> TASK OBJECTIVE
Leave out the pictures and transcribe everything else exactly.

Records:
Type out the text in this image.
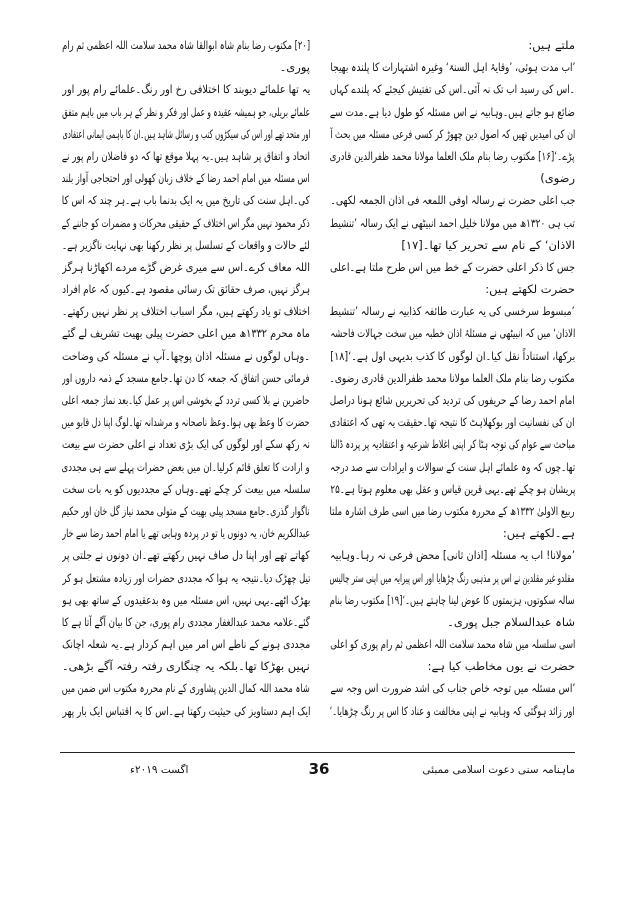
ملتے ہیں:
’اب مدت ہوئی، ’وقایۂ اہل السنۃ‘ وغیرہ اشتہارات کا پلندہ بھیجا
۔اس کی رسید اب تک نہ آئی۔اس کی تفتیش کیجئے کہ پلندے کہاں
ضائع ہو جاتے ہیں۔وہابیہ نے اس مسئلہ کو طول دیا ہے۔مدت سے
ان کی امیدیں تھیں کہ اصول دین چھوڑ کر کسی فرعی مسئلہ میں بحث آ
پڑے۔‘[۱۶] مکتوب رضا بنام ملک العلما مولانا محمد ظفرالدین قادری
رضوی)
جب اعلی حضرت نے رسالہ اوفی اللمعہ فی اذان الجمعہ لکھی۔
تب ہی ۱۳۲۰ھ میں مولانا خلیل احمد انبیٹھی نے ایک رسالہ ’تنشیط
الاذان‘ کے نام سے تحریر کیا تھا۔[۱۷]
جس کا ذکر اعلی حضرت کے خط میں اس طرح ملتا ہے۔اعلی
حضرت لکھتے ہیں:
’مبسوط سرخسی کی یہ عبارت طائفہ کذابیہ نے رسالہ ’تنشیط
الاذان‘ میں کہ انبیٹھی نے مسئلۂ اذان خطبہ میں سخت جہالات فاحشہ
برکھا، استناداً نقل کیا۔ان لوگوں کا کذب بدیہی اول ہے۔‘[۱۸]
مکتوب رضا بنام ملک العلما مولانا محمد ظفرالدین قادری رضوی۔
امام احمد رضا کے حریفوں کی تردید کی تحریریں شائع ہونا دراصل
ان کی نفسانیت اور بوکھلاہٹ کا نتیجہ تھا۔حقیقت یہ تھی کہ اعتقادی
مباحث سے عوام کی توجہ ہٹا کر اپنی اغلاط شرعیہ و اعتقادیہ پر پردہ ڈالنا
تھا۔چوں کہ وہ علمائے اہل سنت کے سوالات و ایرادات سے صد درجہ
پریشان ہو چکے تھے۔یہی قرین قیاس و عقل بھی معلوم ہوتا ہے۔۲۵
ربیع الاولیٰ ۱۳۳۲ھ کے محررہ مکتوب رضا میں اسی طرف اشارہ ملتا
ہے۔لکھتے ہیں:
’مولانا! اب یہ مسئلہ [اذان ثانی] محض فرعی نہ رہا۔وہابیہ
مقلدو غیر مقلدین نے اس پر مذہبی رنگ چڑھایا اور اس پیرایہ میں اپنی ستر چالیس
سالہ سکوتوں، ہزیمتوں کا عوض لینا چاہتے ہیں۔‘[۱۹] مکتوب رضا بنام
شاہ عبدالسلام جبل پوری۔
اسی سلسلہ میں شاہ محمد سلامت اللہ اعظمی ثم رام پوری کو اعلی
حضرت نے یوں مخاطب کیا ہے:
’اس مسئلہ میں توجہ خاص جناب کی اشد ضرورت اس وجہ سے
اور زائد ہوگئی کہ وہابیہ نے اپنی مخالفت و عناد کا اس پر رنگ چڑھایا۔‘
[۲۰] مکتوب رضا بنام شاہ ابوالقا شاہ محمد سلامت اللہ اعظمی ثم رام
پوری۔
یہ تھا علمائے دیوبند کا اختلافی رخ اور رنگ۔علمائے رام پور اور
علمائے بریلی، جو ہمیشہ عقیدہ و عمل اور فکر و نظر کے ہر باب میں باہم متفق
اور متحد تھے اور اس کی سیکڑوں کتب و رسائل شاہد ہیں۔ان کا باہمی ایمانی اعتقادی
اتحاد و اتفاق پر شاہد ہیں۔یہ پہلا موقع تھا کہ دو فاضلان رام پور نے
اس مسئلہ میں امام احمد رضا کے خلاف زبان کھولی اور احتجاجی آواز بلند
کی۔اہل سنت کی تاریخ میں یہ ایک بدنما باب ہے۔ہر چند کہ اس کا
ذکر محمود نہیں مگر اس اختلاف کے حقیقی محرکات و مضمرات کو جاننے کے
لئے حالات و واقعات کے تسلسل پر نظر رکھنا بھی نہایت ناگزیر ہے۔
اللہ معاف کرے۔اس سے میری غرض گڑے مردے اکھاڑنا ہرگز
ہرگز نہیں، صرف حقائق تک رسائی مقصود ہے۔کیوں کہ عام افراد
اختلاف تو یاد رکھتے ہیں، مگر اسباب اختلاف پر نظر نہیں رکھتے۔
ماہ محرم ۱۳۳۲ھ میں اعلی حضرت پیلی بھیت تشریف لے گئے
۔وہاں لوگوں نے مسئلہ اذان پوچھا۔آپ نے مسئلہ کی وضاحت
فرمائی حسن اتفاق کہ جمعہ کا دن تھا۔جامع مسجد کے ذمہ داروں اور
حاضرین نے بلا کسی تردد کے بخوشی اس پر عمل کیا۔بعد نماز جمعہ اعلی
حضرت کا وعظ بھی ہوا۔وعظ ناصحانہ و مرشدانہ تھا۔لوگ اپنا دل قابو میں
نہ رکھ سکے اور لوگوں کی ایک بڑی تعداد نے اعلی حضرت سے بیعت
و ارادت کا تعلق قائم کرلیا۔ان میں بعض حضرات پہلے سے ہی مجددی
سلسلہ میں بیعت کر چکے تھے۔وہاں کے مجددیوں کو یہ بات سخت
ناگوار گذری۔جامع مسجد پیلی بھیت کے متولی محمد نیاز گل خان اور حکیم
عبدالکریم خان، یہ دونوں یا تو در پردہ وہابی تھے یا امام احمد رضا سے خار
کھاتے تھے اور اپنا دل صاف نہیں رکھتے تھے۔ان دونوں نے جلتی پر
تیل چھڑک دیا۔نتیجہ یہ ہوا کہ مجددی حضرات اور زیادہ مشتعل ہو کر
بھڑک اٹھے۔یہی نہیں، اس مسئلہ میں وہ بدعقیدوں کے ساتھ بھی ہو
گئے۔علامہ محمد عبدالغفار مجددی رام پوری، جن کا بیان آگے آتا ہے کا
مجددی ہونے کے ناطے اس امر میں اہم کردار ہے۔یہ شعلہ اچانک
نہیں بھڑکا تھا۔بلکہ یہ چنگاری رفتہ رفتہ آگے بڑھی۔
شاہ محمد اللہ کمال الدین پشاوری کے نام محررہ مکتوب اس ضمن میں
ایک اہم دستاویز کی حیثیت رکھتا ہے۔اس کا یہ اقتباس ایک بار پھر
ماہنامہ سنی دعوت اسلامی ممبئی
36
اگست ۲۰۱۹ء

> RESPONSE BELOW
Type out the text in this image.
ملتے ہیں:
’اب مدت ہوئی، ’وقایۂ اہل السنۃ‘ وغیرہ اشتہارات کا پلندہ بھیجا
۔اس کی رسید اب تک نہ آئی۔اس کی تفتیش کیجئے کہ پلندے کہاں
ضائع ہو جاتے ہیں۔وہابیہ نے اس مسئلہ کو طول دیا ہے۔مدت سے
ان کی امیدیں تھیں کہ اصول دین چھوڑ کر کسی فرعی مسئلہ میں بحث آ
پڑے۔‘[۱۶] مکتوب رضا بنام ملک العلما مولانا محمد ظفرالدین قادری
رضوی)
جب اعلی حضرت نے رسالہ اوفی اللمعہ فی اذان الجمعہ لکھی۔
تب ہی ۱۳۲۰ھ میں مولانا خلیل احمد انبیٹھی نے ایک رسالہ ’تنشیط
الاذان‘ کے نام سے تحریر کیا تھا۔[۱۷]
جس کا ذکر اعلی حضرت کے خط میں اس طرح ملتا ہے۔اعلی
حضرت لکھتے ہیں:
’مبسوط سرخسی کی یہ عبارت طائفہ کذابیہ نے رسالہ ’تنشیط
الاذان‘ میں کہ انبیٹھی نے مسئلۂ اذان خطبہ میں سخت جہالات فاحشہ
برکھا، استناداً نقل کیا۔ان لوگوں کا کذب بدیہی اول ہے۔‘[۱۸]
مکتوب رضا بنام ملک العلما مولانا محمد ظفرالدین قادری رضوی۔
امام احمد رضا کے حریفوں کی تردید کی تحریریں شائع ہونا دراصل
ان کی نفسانیت اور بوکھلاہٹ کا نتیجہ تھا۔حقیقت یہ تھی کہ اعتقادی
مباحث سے عوام کی توجہ ہٹا کر اپنی اغلاط شرعیہ و اعتقادیہ پر پردہ ڈالنا
تھا۔چوں کہ وہ علمائے اہل سنت کے سوالات و ایرادات سے صد درجہ
پریشان ہو چکے تھے۔یہی قرین قیاس و عقل بھی معلوم ہوتا ہے۔۲۵
ربیع الاولیٰ ۱۳۳۲ھ کے محررہ مکتوب رضا میں اسی طرف اشارہ ملتا
ہے۔لکھتے ہیں:
’مولانا! اب یہ مسئلہ [اذان ثانی] محض فرعی نہ رہا۔وہابیہ
مقلدو غیر مقلدین نے اس پر مذہبی رنگ چڑھایا اور اس پیرایہ میں اپنی ستر چالیس
سالہ سکوتوں، ہزیمتوں کا عوض لینا چاہتے ہیں۔‘[۱۹] مکتوب رضا بنام
شاہ عبدالسلام جبل پوری۔
اسی سلسلہ میں شاہ محمد سلامت اللہ اعظمی ثم رام پوری کو اعلی
حضرت نے یوں مخاطب کیا ہے:
’اس مسئلہ میں توجہ خاص جناب کی اشد ضرورت اس وجہ سے
اور زائد ہوگئی کہ وہابیہ نے اپنی مخالفت و عناد کا اس پر رنگ چڑھایا۔‘
[۲۰] مکتوب رضا بنام شاہ ابوالقا شاہ محمد سلامت اللہ اعظمی ثم رام
پوری۔
یہ تھا علمائے دیوبند کا اختلافی رخ اور رنگ۔علمائے رام پور اور
علمائے بریلی، جو ہمیشہ عقیدہ و عمل اور فکر و نظر کے ہر باب میں باہم متفق
اور متحد تھے اور اس کی سیکڑوں کتب و رسائل شاہد ہیں۔ان کا باہمی ایمانی اعتقادی
اتحاد و اتفاق پر شاہد ہیں۔یہ پہلا موقع تھا کہ دو فاضلان رام پور نے
اس مسئلہ میں امام احمد رضا کے خلاف زبان کھولی اور احتجاجی آواز بلند
کی۔اہل سنت کی تاریخ میں یہ ایک بدنما باب ہے۔ہر چند کہ اس کا
ذکر محمود نہیں مگر اس اختلاف کے حقیقی محرکات و مضمرات کو جاننے کے
لئے حالات و واقعات کے تسلسل پر نظر رکھنا بھی نہایت ناگزیر ہے۔
اللہ معاف کرے۔اس سے میری غرض گڑے مردے اکھاڑنا ہرگز
ہرگز نہیں، صرف حقائق تک رسائی مقصود ہے۔کیوں کہ عام افراد
اختلاف تو یاد رکھتے ہیں، مگر اسباب اختلاف پر نظر نہیں رکھتے۔
ماہ محرم ۱۳۳۲ھ میں اعلی حضرت پیلی بھیت تشریف لے گئے
۔وہاں لوگوں نے مسئلہ اذان پوچھا۔آپ نے مسئلہ کی وضاحت
فرمائی حسن اتفاق کہ جمعہ کا دن تھا۔جامع مسجد کے ذمہ داروں اور
حاضرین نے بلا کسی تردد کے بخوشی اس پر عمل کیا۔بعد نماز جمعہ اعلی
حضرت کا وعظ بھی ہوا۔وعظ ناصحانہ و مرشدانہ تھا۔لوگ اپنا دل قابو میں
نہ رکھ سکے اور لوگوں کی ایک بڑی تعداد نے اعلی حضرت سے بیعت
و ارادت کا تعلق قائم کرلیا۔ان میں بعض حضرات پہلے سے ہی مجددی
سلسلہ میں بیعت کر چکے تھے۔وہاں کے مجددیوں کو یہ بات سخت
ناگوار گذری۔جامع مسجد پیلی بھیت کے متولی محمد نیاز گل خان اور حکیم
عبدالکریم خان، یہ دونوں یا تو در پردہ وہابی تھے یا امام احمد رضا سے خار
کھاتے تھے اور اپنا دل صاف نہیں رکھتے تھے۔ان دونوں نے جلتی پر
تیل چھڑک دیا۔نتیجہ یہ ہوا کہ مجددی حضرات اور زیادہ مشتعل ہو کر
بھڑک اٹھے۔یہی نہیں، اس مسئلہ میں وہ بدعقیدوں کے ساتھ بھی ہو
گئے۔علامہ محمد عبدالغفار مجددی رام پوری، جن کا بیان آگے آتا ہے کا
مجددی ہونے کے ناطے اس امر میں اہم کردار ہے۔یہ شعلہ اچانک
نہیں بھڑکا تھا۔بلکہ یہ چنگاری رفتہ رفتہ آگے بڑھی۔
شاہ محمد اللہ کمال الدین پشاوری کے نام محررہ مکتوب اس ضمن میں
ایک اہم دستاویز کی حیثیت رکھتا ہے۔اس کا یہ اقتباس ایک بار پھر
ماہنامہ سنی دعوت اسلامی ممبئی
36
اگست ۲۰۱۹ء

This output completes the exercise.